What you will do
Print the data that follows exactly.
-- BEGIN --
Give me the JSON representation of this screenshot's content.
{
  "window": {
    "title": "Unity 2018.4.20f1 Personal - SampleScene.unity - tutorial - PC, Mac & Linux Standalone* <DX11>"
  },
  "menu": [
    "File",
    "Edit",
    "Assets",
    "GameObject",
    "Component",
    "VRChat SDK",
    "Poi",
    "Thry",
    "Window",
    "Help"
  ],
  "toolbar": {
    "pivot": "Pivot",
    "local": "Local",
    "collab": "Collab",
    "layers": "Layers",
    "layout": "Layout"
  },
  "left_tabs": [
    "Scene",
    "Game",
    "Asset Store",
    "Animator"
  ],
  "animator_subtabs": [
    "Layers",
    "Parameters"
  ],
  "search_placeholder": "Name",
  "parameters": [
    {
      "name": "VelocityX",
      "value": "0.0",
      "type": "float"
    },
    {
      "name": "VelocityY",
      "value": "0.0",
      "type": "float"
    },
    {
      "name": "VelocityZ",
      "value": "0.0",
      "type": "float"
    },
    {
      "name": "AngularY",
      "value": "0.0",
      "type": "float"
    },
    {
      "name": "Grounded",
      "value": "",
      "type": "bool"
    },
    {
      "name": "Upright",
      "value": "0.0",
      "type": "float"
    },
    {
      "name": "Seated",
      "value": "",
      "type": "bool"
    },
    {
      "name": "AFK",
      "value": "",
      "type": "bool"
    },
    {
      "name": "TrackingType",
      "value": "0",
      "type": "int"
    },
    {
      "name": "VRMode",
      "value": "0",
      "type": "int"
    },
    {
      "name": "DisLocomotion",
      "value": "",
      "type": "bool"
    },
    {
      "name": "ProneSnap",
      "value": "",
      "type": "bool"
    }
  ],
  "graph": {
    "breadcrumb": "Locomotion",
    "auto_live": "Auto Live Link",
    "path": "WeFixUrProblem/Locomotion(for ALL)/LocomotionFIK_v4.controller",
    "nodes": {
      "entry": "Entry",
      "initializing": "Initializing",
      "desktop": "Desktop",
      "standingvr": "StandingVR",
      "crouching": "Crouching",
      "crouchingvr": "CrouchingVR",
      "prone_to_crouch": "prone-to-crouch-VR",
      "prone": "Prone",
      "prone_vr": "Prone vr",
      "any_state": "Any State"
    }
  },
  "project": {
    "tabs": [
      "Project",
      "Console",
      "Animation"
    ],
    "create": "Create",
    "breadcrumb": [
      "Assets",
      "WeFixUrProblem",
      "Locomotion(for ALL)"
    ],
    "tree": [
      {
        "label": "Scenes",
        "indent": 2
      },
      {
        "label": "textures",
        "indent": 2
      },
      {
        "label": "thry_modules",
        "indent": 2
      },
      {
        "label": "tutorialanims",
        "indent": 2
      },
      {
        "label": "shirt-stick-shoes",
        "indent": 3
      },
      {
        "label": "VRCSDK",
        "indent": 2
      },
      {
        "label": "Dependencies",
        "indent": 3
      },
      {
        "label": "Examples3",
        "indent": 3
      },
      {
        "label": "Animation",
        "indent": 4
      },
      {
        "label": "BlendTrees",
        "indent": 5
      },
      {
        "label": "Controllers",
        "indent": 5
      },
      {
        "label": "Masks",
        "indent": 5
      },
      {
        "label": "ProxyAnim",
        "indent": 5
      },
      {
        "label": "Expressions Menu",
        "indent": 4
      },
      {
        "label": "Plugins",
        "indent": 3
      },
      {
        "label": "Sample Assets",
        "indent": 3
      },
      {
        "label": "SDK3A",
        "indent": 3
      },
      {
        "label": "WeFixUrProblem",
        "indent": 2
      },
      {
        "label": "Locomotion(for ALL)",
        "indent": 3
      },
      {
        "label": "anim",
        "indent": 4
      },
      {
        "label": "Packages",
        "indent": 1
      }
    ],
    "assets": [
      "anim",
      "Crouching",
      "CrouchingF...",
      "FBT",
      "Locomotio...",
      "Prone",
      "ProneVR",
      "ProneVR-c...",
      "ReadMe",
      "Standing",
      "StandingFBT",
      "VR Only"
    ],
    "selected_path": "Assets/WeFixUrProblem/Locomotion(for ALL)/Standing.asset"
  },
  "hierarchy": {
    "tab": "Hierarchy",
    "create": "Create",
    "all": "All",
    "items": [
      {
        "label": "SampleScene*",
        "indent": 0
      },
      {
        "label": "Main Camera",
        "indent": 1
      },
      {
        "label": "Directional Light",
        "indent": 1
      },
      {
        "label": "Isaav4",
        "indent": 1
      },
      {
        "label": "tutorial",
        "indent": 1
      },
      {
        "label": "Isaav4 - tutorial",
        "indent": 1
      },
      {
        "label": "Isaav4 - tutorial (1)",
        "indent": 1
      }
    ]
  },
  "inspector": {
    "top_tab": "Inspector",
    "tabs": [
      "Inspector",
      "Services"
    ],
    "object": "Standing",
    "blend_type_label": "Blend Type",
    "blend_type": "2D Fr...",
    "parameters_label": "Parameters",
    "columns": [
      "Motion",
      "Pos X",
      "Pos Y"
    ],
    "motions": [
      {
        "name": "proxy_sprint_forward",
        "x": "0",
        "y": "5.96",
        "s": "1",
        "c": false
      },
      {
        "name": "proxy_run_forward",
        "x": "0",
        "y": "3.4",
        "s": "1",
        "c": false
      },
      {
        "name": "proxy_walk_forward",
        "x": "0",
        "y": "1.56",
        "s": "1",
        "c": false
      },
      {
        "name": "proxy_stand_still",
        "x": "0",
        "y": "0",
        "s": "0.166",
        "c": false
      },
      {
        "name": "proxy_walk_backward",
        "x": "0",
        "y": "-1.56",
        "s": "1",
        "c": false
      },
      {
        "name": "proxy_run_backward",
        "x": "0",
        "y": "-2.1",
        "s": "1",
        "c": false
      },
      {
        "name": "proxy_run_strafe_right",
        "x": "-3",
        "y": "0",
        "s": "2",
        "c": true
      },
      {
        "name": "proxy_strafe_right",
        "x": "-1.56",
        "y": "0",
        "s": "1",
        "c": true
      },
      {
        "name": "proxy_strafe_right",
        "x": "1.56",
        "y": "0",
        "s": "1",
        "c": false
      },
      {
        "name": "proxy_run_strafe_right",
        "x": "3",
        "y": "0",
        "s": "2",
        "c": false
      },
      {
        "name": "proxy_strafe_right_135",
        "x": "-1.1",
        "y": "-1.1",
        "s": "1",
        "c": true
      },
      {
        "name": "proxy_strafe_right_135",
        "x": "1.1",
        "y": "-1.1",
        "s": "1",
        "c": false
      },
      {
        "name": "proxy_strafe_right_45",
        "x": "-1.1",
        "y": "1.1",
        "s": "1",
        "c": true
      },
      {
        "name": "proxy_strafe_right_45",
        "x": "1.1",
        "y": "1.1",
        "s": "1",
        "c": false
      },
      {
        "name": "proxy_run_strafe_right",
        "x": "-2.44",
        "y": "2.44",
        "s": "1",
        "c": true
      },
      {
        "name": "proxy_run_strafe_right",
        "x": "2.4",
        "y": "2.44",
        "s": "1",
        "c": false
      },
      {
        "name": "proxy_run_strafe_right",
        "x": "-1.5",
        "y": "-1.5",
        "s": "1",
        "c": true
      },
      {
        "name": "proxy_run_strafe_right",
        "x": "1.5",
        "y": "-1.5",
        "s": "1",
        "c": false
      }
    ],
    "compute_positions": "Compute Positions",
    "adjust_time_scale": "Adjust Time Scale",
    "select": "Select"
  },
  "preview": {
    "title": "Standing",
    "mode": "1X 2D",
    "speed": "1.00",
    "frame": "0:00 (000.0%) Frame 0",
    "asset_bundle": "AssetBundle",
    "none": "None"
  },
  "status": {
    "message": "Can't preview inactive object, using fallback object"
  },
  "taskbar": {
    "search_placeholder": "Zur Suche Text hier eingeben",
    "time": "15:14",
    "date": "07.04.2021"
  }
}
-- END --
Answer for the task
Give me the JSON representation of this screenshot's content.
{
  "window": {
    "title": "Unity 2018.4.20f1 Personal - SampleScene.unity - tutorial - PC, Mac & Linux Standalone* <DX11>"
  },
  "menu": [
    "File",
    "Edit",
    "Assets",
    "GameObject",
    "Component",
    "VRChat SDK",
    "Poi",
    "Thry",
    "Window",
    "Help"
  ],
  "toolbar": {
    "pivot": "Pivot",
    "local": "Local",
    "collab": "Collab",
    "layers": "Layers",
    "layout": "Layout"
  },
  "left_tabs": [
    "Scene",
    "Game",
    "Asset Store",
    "Animator"
  ],
  "animator_subtabs": [
    "Layers",
    "Parameters"
  ],
  "search_placeholder": "Name",
  "parameters": [
    {
      "name": "VelocityX",
      "value": "0.0",
      "type": "float"
    },
    {
      "name": "VelocityY",
      "value": "0.0",
      "type": "float"
    },
    {
      "name": "VelocityZ",
      "value": "0.0",
      "type": "float"
    },
    {
      "name": "AngularY",
      "value": "0.0",
      "type": "float"
    },
    {
      "name": "Grounded",
      "value": "",
      "type": "bool"
    },
    {
      "name": "Upright",
      "value": "0.0",
      "type": "float"
    },
    {
      "name": "Seated",
      "value": "",
      "type": "bool"
    },
    {
      "name": "AFK",
      "value": "",
      "type": "bool"
    },
    {
      "name": "TrackingType",
      "value": "0",
      "type": "int"
    },
    {
      "name": "VRMode",
      "value": "0",
      "type": "int"
    },
    {
      "name": "DisLocomotion",
      "value": "",
      "type": "bool"
    },
    {
      "name": "ProneSnap",
      "value": "",
      "type": "bool"
    }
  ],
  "graph": {
    "breadcrumb": "Locomotion",
    "auto_live": "Auto Live Link",
    "path": "WeFixUrProblem/Locomotion(for ALL)/LocomotionFIK_v4.controller",
    "nodes": {
      "entry": "Entry",
      "initializing": "Initializing",
      "desktop": "Desktop",
      "standingvr": "StandingVR",
      "crouching": "Crouching",
      "crouchingvr": "CrouchingVR",
      "prone_to_crouch": "prone-to-crouch-VR",
      "prone": "Prone",
      "prone_vr": "Prone vr",
      "any_state": "Any State"
    }
  },
  "project": {
    "tabs": [
      "Project",
      "Console",
      "Animation"
    ],
    "create": "Create",
    "breadcrumb": [
      "Assets",
      "WeFixUrProblem",
      "Locomotion(for ALL)"
    ],
    "tree": [
      {
        "label": "Scenes",
        "indent": 2
      },
      {
        "label": "textures",
        "indent": 2
      },
      {
        "label": "thry_modules",
        "indent": 2
      },
      {
        "label": "tutorialanims",
        "indent": 2
      },
      {
        "label": "shirt-stick-shoes",
        "indent": 3
      },
      {
        "label": "VRCSDK",
        "indent": 2
      },
      {
        "label": "Dependencies",
        "indent": 3
      },
      {
        "label": "Examples3",
        "indent": 3
      },
      {
        "label": "Animation",
        "indent": 4
      },
      {
        "label": "BlendTrees",
        "indent": 5
      },
      {
        "label": "Controllers",
        "indent": 5
      },
      {
        "label": "Masks",
        "indent": 5
      },
      {
        "label": "ProxyAnim",
        "indent": 5
      },
      {
        "label": "Expressions Menu",
        "indent": 4
      },
      {
        "label": "Plugins",
        "indent": 3
      },
      {
        "label": "Sample Assets",
        "indent": 3
      },
      {
        "label": "SDK3A",
        "indent": 3
      },
      {
        "label": "WeFixUrProblem",
        "indent": 2
      },
      {
        "label": "Locomotion(for ALL)",
        "indent": 3
      },
      {
        "label": "anim",
        "indent": 4
      },
      {
        "label": "Packages",
        "indent": 1
      }
    ],
    "assets": [
      "anim",
      "Crouching",
      "CrouchingF...",
      "FBT",
      "Locomotio...",
      "Prone",
      "ProneVR",
      "ProneVR-c...",
      "ReadMe",
      "Standing",
      "StandingFBT",
      "VR Only"
    ],
    "selected_path": "Assets/WeFixUrProblem/Locomotion(for ALL)/Standing.asset"
  },
  "hierarchy": {
    "tab": "Hierarchy",
    "create": "Create",
    "all": "All",
    "items": [
      {
        "label": "SampleScene*",
        "indent": 0
      },
      {
        "label": "Main Camera",
        "indent": 1
      },
      {
        "label": "Directional Light",
        "indent": 1
      },
      {
        "label": "Isaav4",
        "indent": 1
      },
      {
        "label": "tutorial",
        "indent": 1
      },
      {
        "label": "Isaav4 - tutorial",
        "indent": 1
      },
      {
        "label": "Isaav4 - tutorial (1)",
        "indent": 1
      }
    ]
  },
  "inspector": {
    "top_tab": "Inspector",
    "tabs": [
      "Inspector",
      "Services"
    ],
    "object": "Standing",
    "blend_type_label": "Blend Type",
    "blend_type": "2D Fr...",
    "parameters_label": "Parameters",
    "columns": [
      "Motion",
      "Pos X",
      "Pos Y"
    ],
    "motions": [
      {
        "name": "proxy_sprint_forward",
        "x": "0",
        "y": "5.96",
        "s": "1",
        "c": false
      },
      {
        "name": "proxy_run_forward",
        "x": "0",
        "y": "3.4",
        "s": "1",
        "c": false
      },
      {
        "name": "proxy_walk_forward",
        "x": "0",
        "y": "1.56",
        "s": "1",
        "c": false
      },
      {
        "name": "proxy_stand_still",
        "x": "0",
        "y": "0",
        "s": "0.166",
        "c": false
      },
      {
        "name": "proxy_walk_backward",
        "x": "0",
        "y": "-1.56",
        "s": "1",
        "c": false
      },
      {
        "name": "proxy_run_backward",
        "x": "0",
        "y": "-2.1",
        "s": "1",
        "c": false
      },
      {
        "name": "proxy_run_strafe_right",
        "x": "-3",
        "y": "0",
        "s": "2",
        "c": true
      },
      {
        "name": "proxy_strafe_right",
        "x": "-1.56",
        "y": "0",
        "s": "1",
        "c": true
      },
      {
        "name": "proxy_strafe_right",
        "x": "1.56",
        "y": "0",
        "s": "1",
        "c": false
      },
      {
        "name": "proxy_run_strafe_right",
        "x": "3",
        "y": "0",
        "s": "2",
        "c": false
      },
      {
        "name": "proxy_strafe_right_135",
        "x": "-1.1",
        "y": "-1.1",
        "s": "1",
        "c": true
      },
      {
        "name": "proxy_strafe_right_135",
        "x": "1.1",
        "y": "-1.1",
        "s": "1",
        "c": false
      },
      {
        "name": "proxy_strafe_right_45",
        "x": "-1.1",
        "y": "1.1",
        "s": "1",
        "c": true
      },
      {
        "name": "proxy_strafe_right_45",
        "x": "1.1",
        "y": "1.1",
        "s": "1",
        "c": false
      },
      {
        "name": "proxy_run_strafe_right",
        "x": "-2.44",
        "y": "2.44",
        "s": "1",
        "c": true
      },
      {
        "name": "proxy_run_strafe_right",
        "x": "2.4",
        "y": "2.44",
        "s": "1",
        "c": false
      },
      {
        "name": "proxy_run_strafe_right",
        "x": "-1.5",
        "y": "-1.5",
        "s": "1",
        "c": true
      },
      {
        "name": "proxy_run_strafe_right",
        "x": "1.5",
        "y": "-1.5",
        "s": "1",
        "c": false
      }
    ],
    "compute_positions": "Compute Positions",
    "adjust_time_scale": "Adjust Time Scale",
    "select": "Select"
  },
  "preview": {
    "title": "Standing",
    "mode": "1X 2D",
    "speed": "1.00",
    "frame": "0:00 (000.0%) Frame 0",
    "asset_bundle": "AssetBundle",
    "none": "None"
  },
  "status": {
    "message": "Can't preview inactive object, using fallback object"
  },
  "taskbar": {
    "search_placeholder": "Zur Suche Text hier eingeben",
    "time": "15:14",
    "date": "07.04.2021"
  }
}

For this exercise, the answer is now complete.